* [Problem] Filter for the word "WORLD" and keep each matching line.

* [Given data]
┌────────
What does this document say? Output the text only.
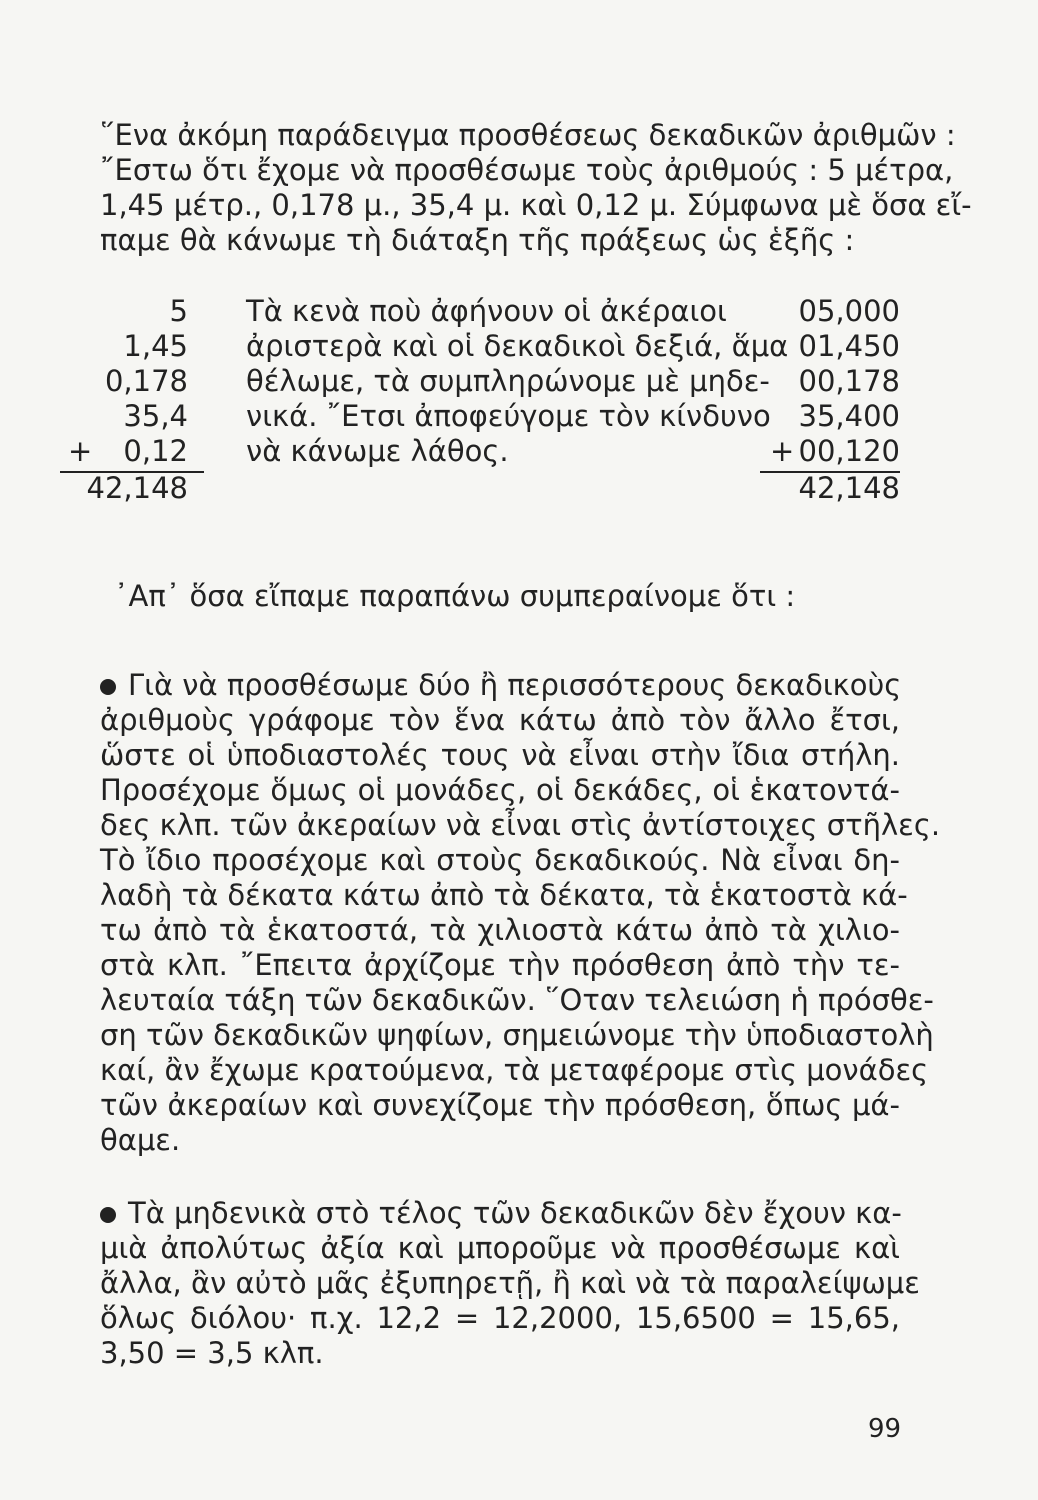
῞Ενα ἀκόμη παράδειγμα προσθέσεως δεκαδικῶν ἀριθμῶν :
῎Εστω ὅτι ἔχομε νὰ προσθέσωμε τοὺς ἀριθμούς : 5 μέτρα,
1,45 μέτρ., 0,178 μ., 35,4 μ. καὶ 0,12 μ. Σύμφωνα μὲ ὅσα εἴ-
παμε θὰ κάνωμε τὴ διάταξη τῆς πράξεως ὡς ἑξῆς :

5
1,45
0,178
35,4
0,12
42,148
+
Τὰ κενὰ ποὺ ἀφήνουν οἱ ἀκέραιοι
ἀριστερὰ καὶ οἱ δεκαδικοὶ δεξιά, ἅμα
θέλωμε, τὰ συμπληρώνομε μὲ μηδε-
νικά. ῎Ετσι ἀποφεύγομε τὸν κίνδυνο
νὰ κάνωμε λάθος.
05,000
01,450
00,178
35,400
00,120
42,148
+

᾿Απ᾿ ὅσα εἴπαμε παραπάνω συμπεραίνομε ὅτι :

Γιὰ νὰ προσθέσωμε δύο ἢ περισσότερους δεκαδικοὺς
ἀριθμοὺς γράφομε τὸν ἕνα κάτω ἀπὸ τὸν ἄλλο ἔτσι,
ὥστε οἱ ὑποδιαστολές τους νὰ εἶναι στὴν ἴδια στήλη.
Προσέχομε ὅμως οἱ μονάδες, οἱ δεκάδες, οἱ ἑκατοντά-
δες κλπ. τῶν ἀκεραίων νὰ εἶναι στὶς ἀντίστοιχες στῆλες.
Τὸ ἴδιο προσέχομε καὶ στοὺς δεκαδικούς. Νὰ εἶναι δη-
λαδὴ τὰ δέκατα κάτω ἀπὸ τὰ δέκατα, τὰ ἑκατοστὰ κά-
τω ἀπὸ τὰ ἑκατοστά, τὰ χιλιοστὰ κάτω ἀπὸ τὰ χιλιο-
στὰ κλπ. ῎Επειτα ἀρχίζομε τὴν πρόσθεση ἀπὸ τὴν τε-
λευταία τάξη τῶν δεκαδικῶν. ῞Οταν τελειώση ἡ πρόσθε-
ση τῶν δεκαδικῶν ψηφίων, σημειώνομε τὴν ὑποδιαστολὴ
καί, ἂν ἔχωμε κρατούμενα, τὰ μεταφέρομε στὶς μονάδες
τῶν ἀκεραίων καὶ συνεχίζομε τὴν πρόσθεση, ὅπως μά-
θαμε.

Τὰ μηδενικὰ στὸ τέλος τῶν δεκαδικῶν δὲν ἔχουν κα-
μιὰ ἀπολύτως ἀξία καὶ μποροῦμε νὰ προσθέσωμε καὶ
ἄλλα, ἂν αὐτὸ μᾶς ἐξυπηρετῇ, ἢ καὶ νὰ τὰ παραλείψωμε
ὅλως διόλου· π.χ. 12,2 = 12,2000, 15,6500 = 15,65,
3,50 = 3,5 κλπ.

99
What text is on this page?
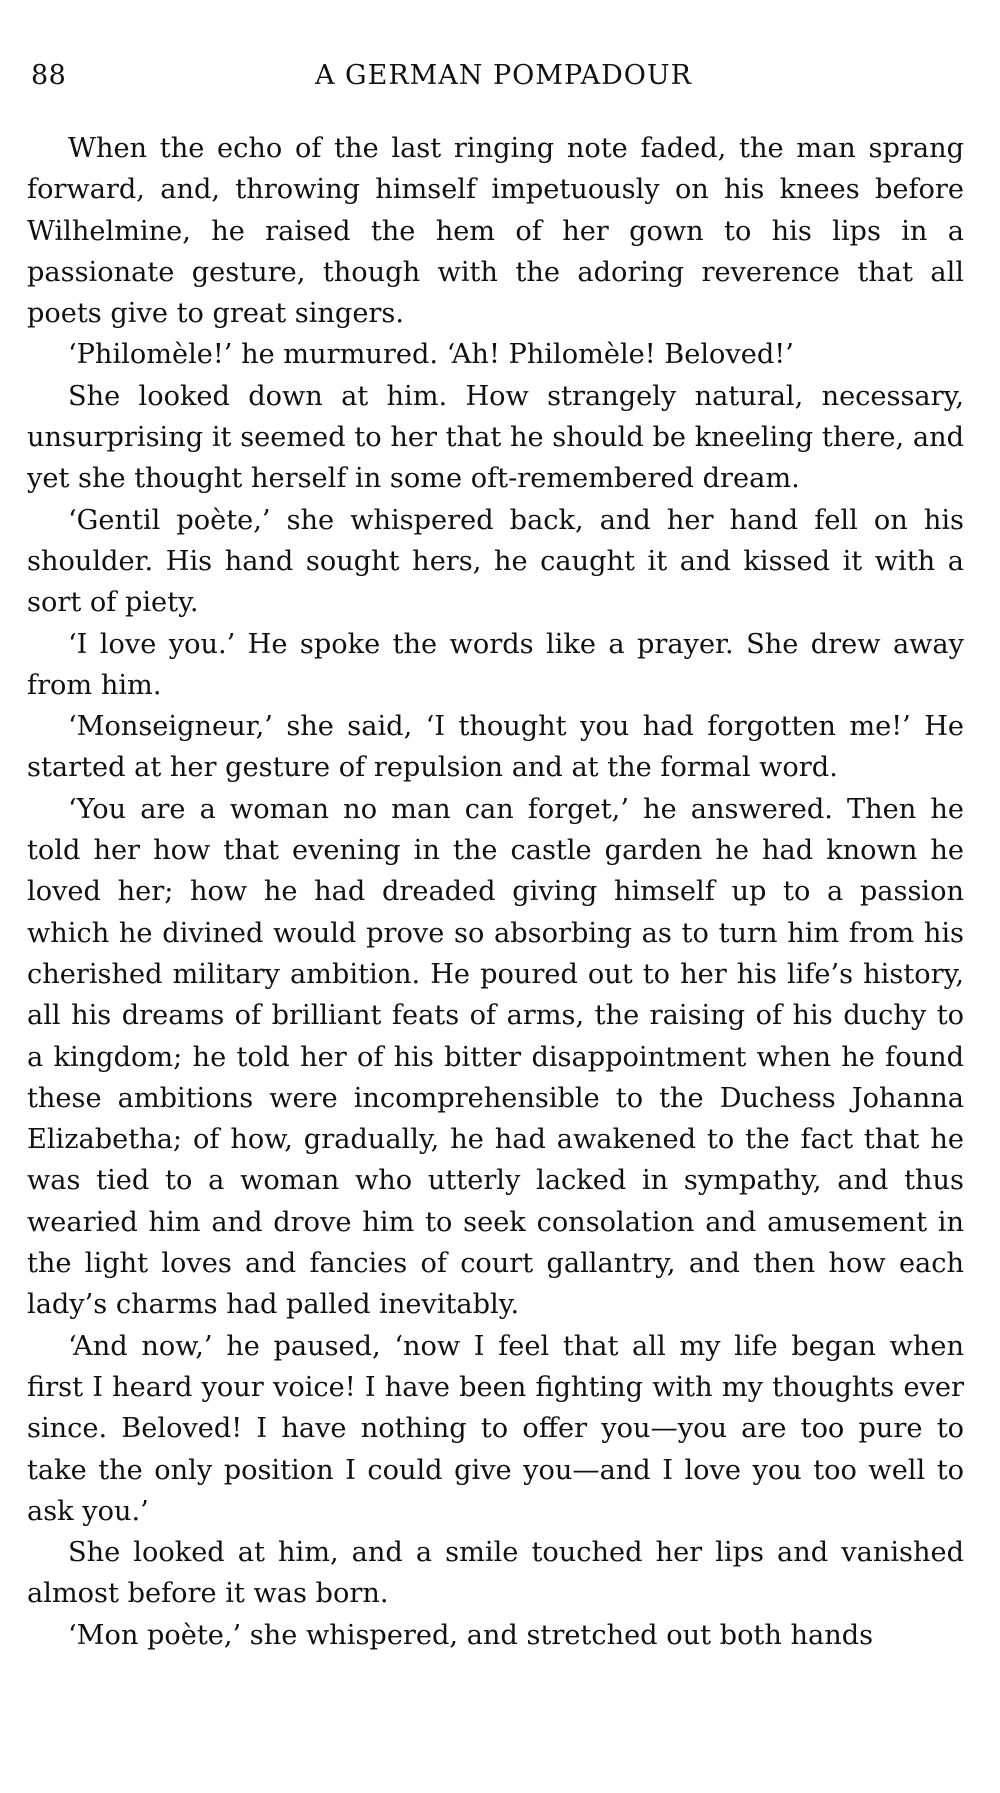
88	A GERMAN POMPADOUR

When the echo of the last ringing note faded, the man sprang forward, and, throwing himself impetuously on his knees before Wilhelmine, he raised the hem of her gown to his lips in a passionate gesture, though with the adoring reverence that all poets give to great singers.

‘Philomèle!’ he murmured. ‘Ah! Philomèle! Beloved!’

She looked down at him. How strangely natural, necessary, unsurprising it seemed to her that he should be kneeling there, and yet she thought herself in some oft-remembered dream.

‘Gentil poète,’ she whispered back, and her hand fell on his shoulder. His hand sought hers, he caught it and kissed it with a sort of piety.

‘I love you.’ He spoke the words like a prayer. She drew away from him.

‘Monseigneur,’ she said, ‘I thought you had forgotten me!’ He started at her gesture of repulsion and at the formal word.

‘You are a woman no man can forget,’ he answered. Then he told her how that evening in the castle garden he had known he loved her; how he had dreaded giving himself up to a passion which he divined would prove so absorbing as to turn him from his cherished military ambition. He poured out to her his life’s history, all his dreams of brilliant feats of arms, the raising of his duchy to a kingdom; he told her of his bitter disappointment when he found these ambitions were incomprehensible to the Duchess Johanna Elizabetha; of how, gradually, he had awakened to the fact that he was tied to a woman who utterly lacked in sympathy, and thus wearied him and drove him to seek consolation and amusement in the light loves and fancies of court gallantry, and then how each lady’s charms had palled inevitably.

‘And now,’ he paused, ‘now I feel that all my life began when first I heard your voice! I have been fighting with my thoughts ever since. Beloved! I have nothing to offer you—you are too pure to take the only position I could give you—and I love you too well to ask you.’

She looked at him, and a smile touched her lips and vanished almost before it was born.

‘Mon poète,’ she whispered, and stretched out both hands
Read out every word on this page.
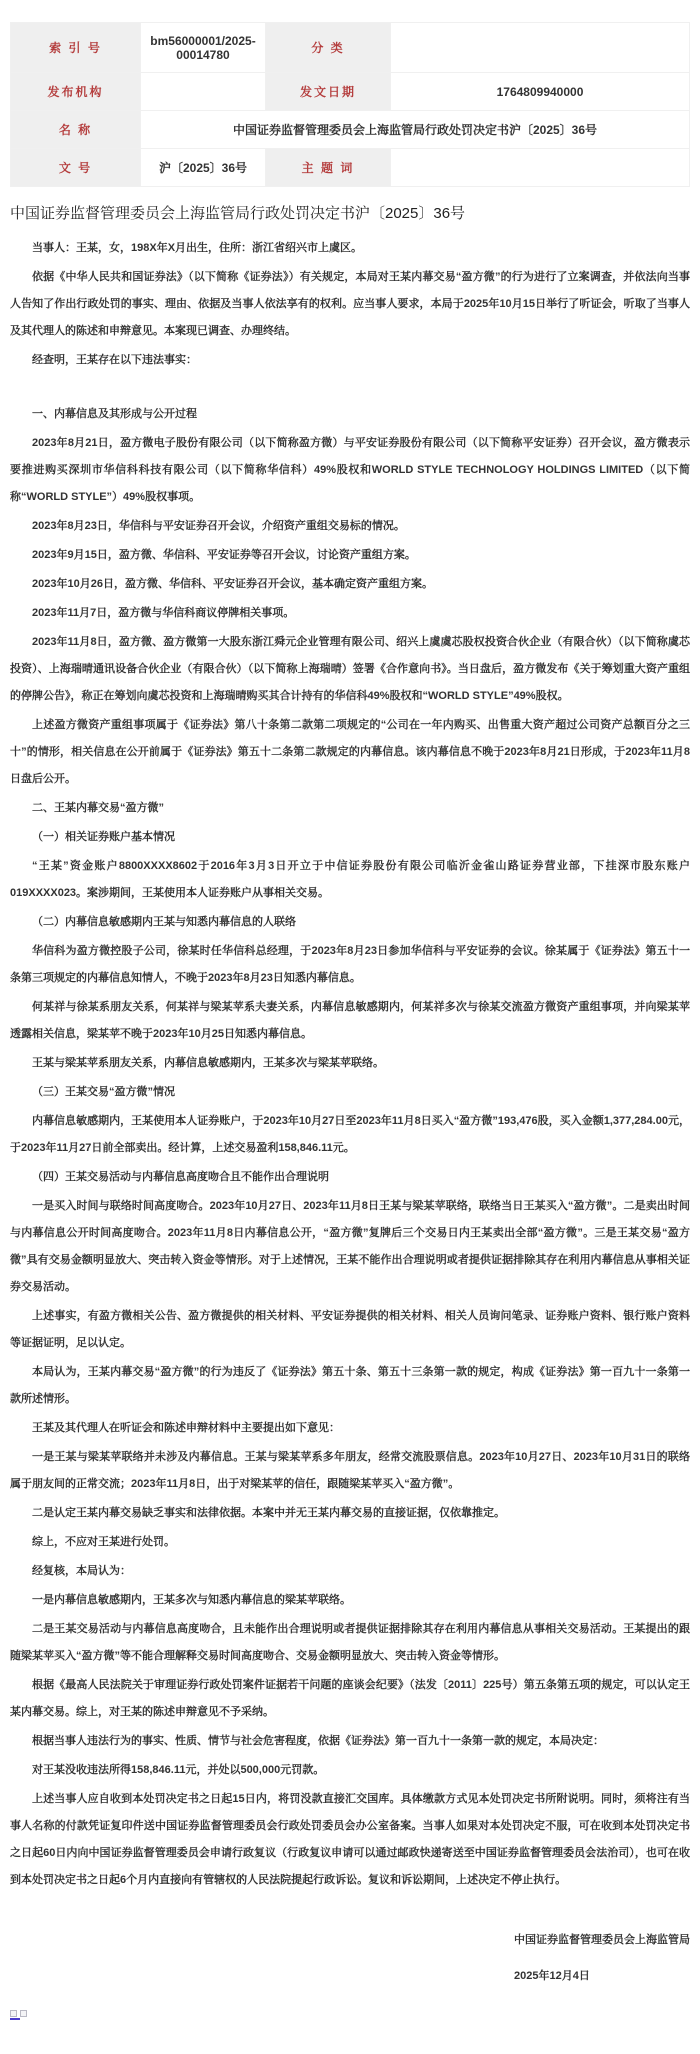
索 引 号	bm56000001/2025-00014780	分 类	
发布机构		发文日期	1764809940000
名 称	中国证券监督管理委员会上海监管局行政处罚决定书沪〔2025〕36号		
文 号	沪〔2025〕36号	主 题 词	
中国证券监督管理委员会上海监管局行政处罚决定书沪〔2025〕36号

当事人：王某，女，198X年X月出生，住所：浙江省绍兴市上虞区。

依据《中华人民共和国证券法》（以下简称《证券法》）有关规定，本局对王某内幕交易“盈方微”的行为进行了立案调查，并依法向当事人告知了作出行政处罚的事实、理由、依据及当事人依法享有的权利。应当事人要求，本局于2025年10月15日举行了听证会，听取了当事人及其代理人的陈述和申辩意见。本案现已调查、办理终结。

经查明，王某存在以下违法事实：

一、内幕信息及其形成与公开过程

2023年8月21日，盈方微电子股份有限公司（以下简称盈方微）与平安证券股份有限公司（以下简称平安证券）召开会议，盈方微表示要推进购买深圳市华信科科技有限公司（以下简称华信科）49%股权和WORLD STYLE TECHNOLOGY HOLDINGS LIMITED（以下简称“WORLD STYLE”）49%股权事项。

2023年8月23日，华信科与平安证券召开会议，介绍资产重组交易标的情况。

2023年9月15日，盈方微、华信科、平安证券等召开会议，讨论资产重组方案。

2023年10月26日，盈方微、华信科、平安证券召开会议，基本确定资产重组方案。

2023年11月7日，盈方微与华信科商议停牌相关事项。

2023年11月8日，盈方微、盈方微第一大股东浙江舜元企业管理有限公司、绍兴上虞虞芯股权投资合伙企业（有限合伙）（以下简称虞芯投资）、上海瑞晴通讯设备合伙企业（有限合伙）（以下简称上海瑞晴）签署《合作意向书》。当日盘后，盈方微发布《关于筹划重大资产重组的停牌公告》，称正在筹划向虞芯投资和上海瑞晴购买其合计持有的华信科49%股权和“WORLD STYLE”49%股权。

上述盈方微资产重组事项属于《证券法》第八十条第二款第二项规定的“公司在一年内购买、出售重大资产超过公司资产总额百分之三十”的情形，相关信息在公开前属于《证券法》第五十二条第二款规定的内幕信息。该内幕信息不晚于2023年8月21日形成，于2023年11月8日盘后公开。

二、王某内幕交易“盈方微”

（一）相关证券账户基本情况

“王某”资金账户8800XXXX8602于2016年3月3日开立于中信证券股份有限公司临沂金雀山路证券营业部，下挂深市股东账户019XXXX023。案涉期间，王某使用本人证券账户从事相关交易。

（二）内幕信息敏感期内王某与知悉内幕信息的人联络

华信科为盈方微控股子公司，徐某时任华信科总经理，于2023年8月23日参加华信科与平安证券的会议。徐某属于《证券法》第五十一条第三项规定的内幕信息知情人，不晚于2023年8月23日知悉内幕信息。

何某祥与徐某系朋友关系，何某祥与梁某苹系夫妻关系，内幕信息敏感期内，何某祥多次与徐某交流盈方微资产重组事项，并向梁某苹透露相关信息，梁某苹不晚于2023年10月25日知悉内幕信息。

王某与梁某苹系朋友关系，内幕信息敏感期内，王某多次与梁某苹联络。

（三）王某交易“盈方微”情况

内幕信息敏感期内，王某使用本人证券账户，于2023年10月27日至2023年11月8日买入“盈方微”193,476股，买入金额1,377,284.00元，于2023年11月27日前全部卖出。经计算，上述交易盈利158,846.11元。

（四）王某交易活动与内幕信息高度吻合且不能作出合理说明

一是买入时间与联络时间高度吻合。2023年10月27日、2023年11月8日王某与梁某苹联络，联络当日王某买入“盈方微”。二是卖出时间与内幕信息公开时间高度吻合。2023年11月8日内幕信息公开，“盈方微”复牌后三个交易日内王某卖出全部“盈方微”。三是王某交易“盈方微”具有交易金额明显放大、突击转入资金等情形。对于上述情况，王某不能作出合理说明或者提供证据排除其存在利用内幕信息从事相关证券交易活动。

上述事实，有盈方微相关公告、盈方微提供的相关材料、平安证券提供的相关材料、相关人员询问笔录、证券账户资料、银行账户资料等证据证明，足以认定。

本局认为，王某内幕交易“盈方微”的行为违反了《证券法》第五十条、第五十三条第一款的规定，构成《证券法》第一百九十一条第一款所述情形。

王某及其代理人在听证会和陈述申辩材料中主要提出如下意见：

一是王某与梁某苹联络并未涉及内幕信息。王某与梁某苹系多年朋友，经常交流股票信息。2023年10月27日、2023年10月31日的联络属于朋友间的正常交流；2023年11月8日，出于对梁某苹的信任，跟随梁某苹买入“盈方微”。

二是认定王某内幕交易缺乏事实和法律依据。本案中并无王某内幕交易的直接证据，仅依靠推定。

综上，不应对王某进行处罚。

经复核，本局认为：

一是内幕信息敏感期内，王某多次与知悉内幕信息的梁某苹联络。

二是王某交易活动与内幕信息高度吻合，且未能作出合理说明或者提供证据排除其存在利用内幕信息从事相关交易活动。王某提出的跟随梁某苹买入“盈方微”等不能合理解释交易时间高度吻合、交易金额明显放大、突击转入资金等情形。

根据《最高人民法院关于审理证券行政处罚案件证据若干问题的座谈会纪要》（法发〔2011〕225号）第五条第五项的规定，可以认定王某内幕交易。综上，对王某的陈述申辩意见不予采纳。

根据当事人违法行为的事实、性质、情节与社会危害程度，依据《证券法》第一百九十一条第一款的规定，本局决定：

对王某没收违法所得158,846.11元，并处以500,000元罚款。

上述当事人应自收到本处罚决定书之日起15日内，将罚没款直接汇交国库。具体缴款方式见本处罚决定书所附说明。同时，须将注有当事人名称的付款凭证复印件送中国证券监督管理委员会行政处罚委员会办公室备案。当事人如果对本处罚决定不服，可在收到本处罚决定书之日起60日内向中国证券监督管理委员会申请行政复议（行政复议申请可以通过邮政快递寄送至中国证券监督管理委员会法治司），也可在收到本处罚决定书之日起6个月内直接向有管辖权的人民法院提起行政诉讼。复议和诉讼期间，上述决定不停止执行。

中国证券监督管理委员会上海监管局
2025年12月4日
└────────
* [Task answer]
2023年8月21日，盈方微电子股份有限公司（以下简称盈方微）与平安证券股份有限公司（以下简称平安证券）召开会议，盈方微表示要推进购买深圳市华信科科技有限公司（以下简称华信科）49%股权和WORLD STYLE TECHNOLOGY HOLDINGS LIMITED（以下简称“WORLD STYLE”）49%股权事项。
2023年11月8日，盈方微、盈方微第一大股东浙江舜元企业管理有限公司、绍兴上虞虞芯股权投资合伙企业（有限合伙）（以下简称虞芯投资）、上海瑞晴通讯设备合伙企业（有限合伙）（以下简称上海瑞晴）签署《合作意向书》。当日盘后，盈方微发布《关于筹划重大资产重组的停牌公告》，称正在筹划向虞芯投资和上海瑞晴购买其合计持有的华信科49%股权和“WORLD STYLE”49%股权。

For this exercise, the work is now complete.